◆ Directions for this task
Review the material line by line. Identify and copy every line that contains the string "在数轴上表示为".
## START Material for the task
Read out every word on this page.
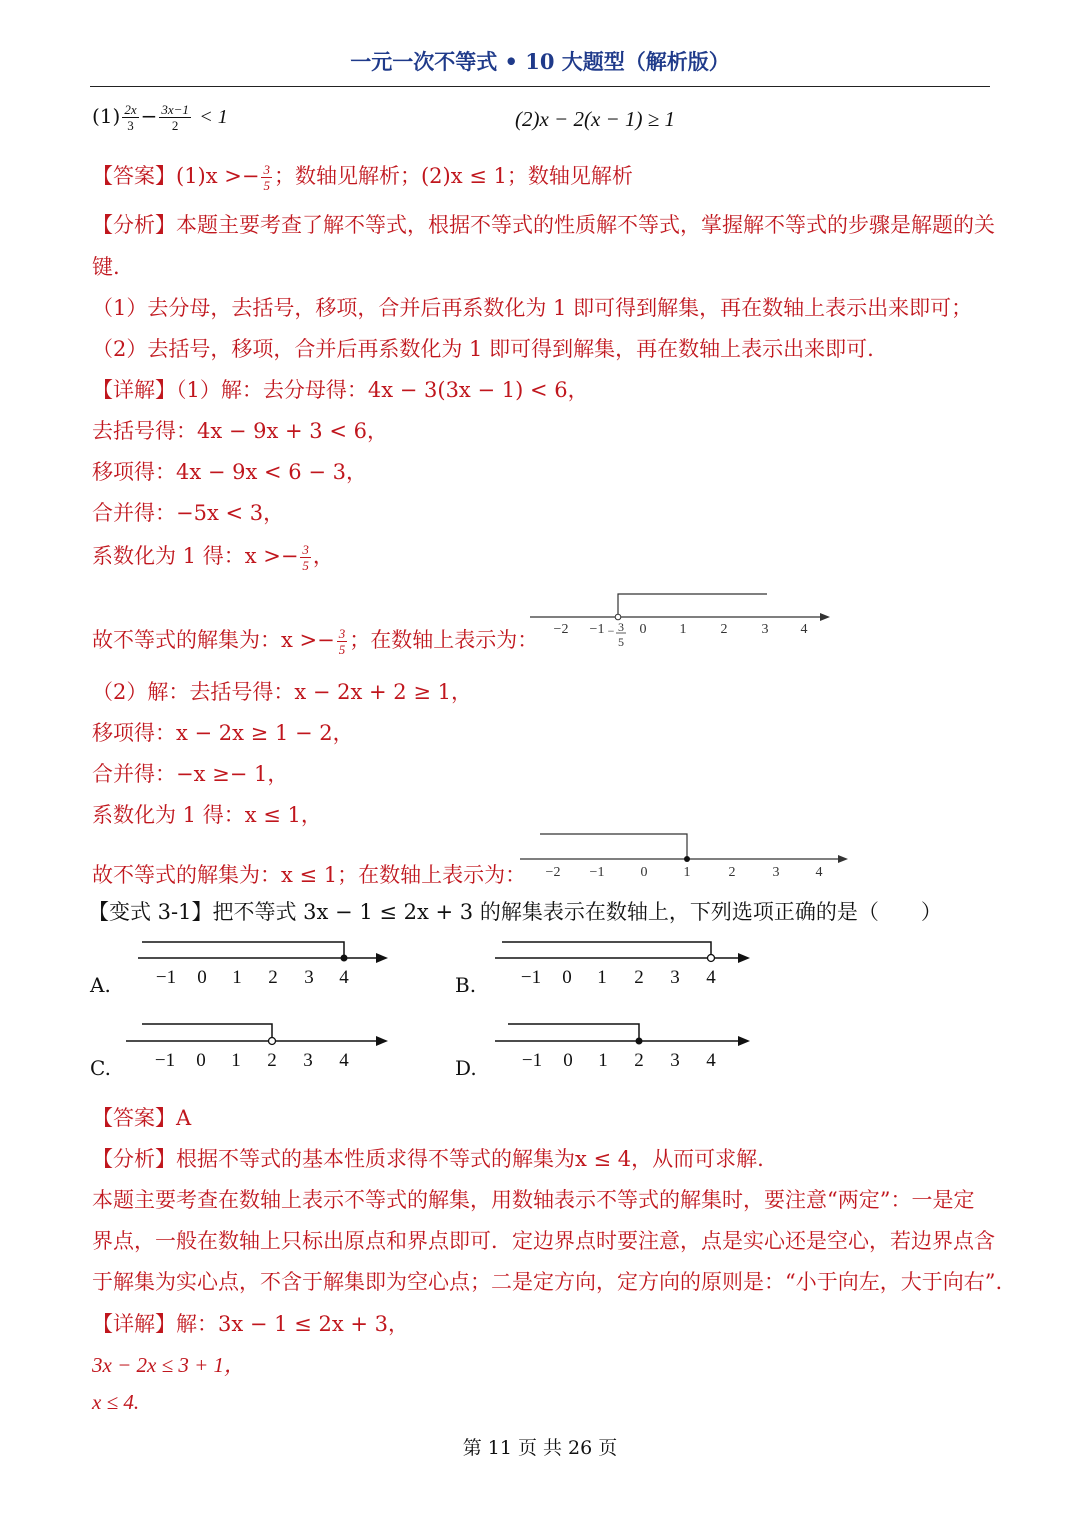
一元一次不等式 • 10 大题型（解析版）
$(1) \frac{2x}{3} - \frac{3x-1}{2} < 1$	(2)x − 2(x − 1) ≥ 1
【答案】$(1)x >- \frac{3}{5}$ ；数轴见解析；(2)x ≤ 1；数轴见解析
【分析】本题主要考查了解不等式，根据不等式的性质解不等式，掌握解不等式的步骤是解题的关
键.
（1）去分母，去括号，移项，合并后再系数化为 1 即可得到解集，再在数轴上表示出来即可；
（2）去括号，移项，合并后再系数化为 1 即可得到解集，再在数轴上表示出来即可.
【详解】（1）解：去分母得：4x − 3(3x − 1) < 6，
去括号得：4x − 9x + 3 < 6，
移项得：4x − 9x < 6 − 3，
合并得：−5x < 3，
系数化为 1 得：$x >- \frac{3}{5}$ ，
故不等式的解集为：$x >- \frac{3}{5}$ ；在数轴上表示为： −2 −1	0 1 2 3 4
− 3
5
（2）解：去括号得：x − 2x + 2 ≥ 1，
移项得：x − 2x ≥ 1 − 2，
合并得：−x ≥− 1，
系数化为 1 得：x ≤ 1，
故不等式的解集为：x ≤ 1；在数轴上表示为： −2 −1	0	1	2	3	4
【变式 3-1】把不等式 3x − 1 ≤ 2x + 3 的解集表示在数轴上，下列选项正确的是（　　）
A. −1 0 1 2 3 4	B. −1 0 1 2 3 4
C. −1 0 1 2 3 4	D. −1 0 1 2 3 4
【答案】A
【分析】根据不等式的基本性质求得不等式的解集为x ≤ 4，从而可求解.
本题主要考查在数轴上表示不等式的解集，用数轴表示不等式的解集时，要注意“两定”：一是定
界点，一般在数轴上只标出原点和界点即可．定边界点时要注意，点是实心还是空心，若边界点含
于解集为实心点，不含于解集即为空心点；二是定方向，定方向的原则是：“小于向左，大于向右”.
【详解】解：3x − 1 ≤ 2x + 3，
3x − 2x ≤ 3 + 1，
x ≤ 4.
第 11 页 共 26 页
## END Material for the task
◆ Output
故不等式的解集为：$x >- \frac{3}{5}$ ；在数轴上表示为： −2 −1	0 1 2 3 4
故不等式的解集为：x ≤ 1；在数轴上表示为： −2 −1	0	1	2	3	4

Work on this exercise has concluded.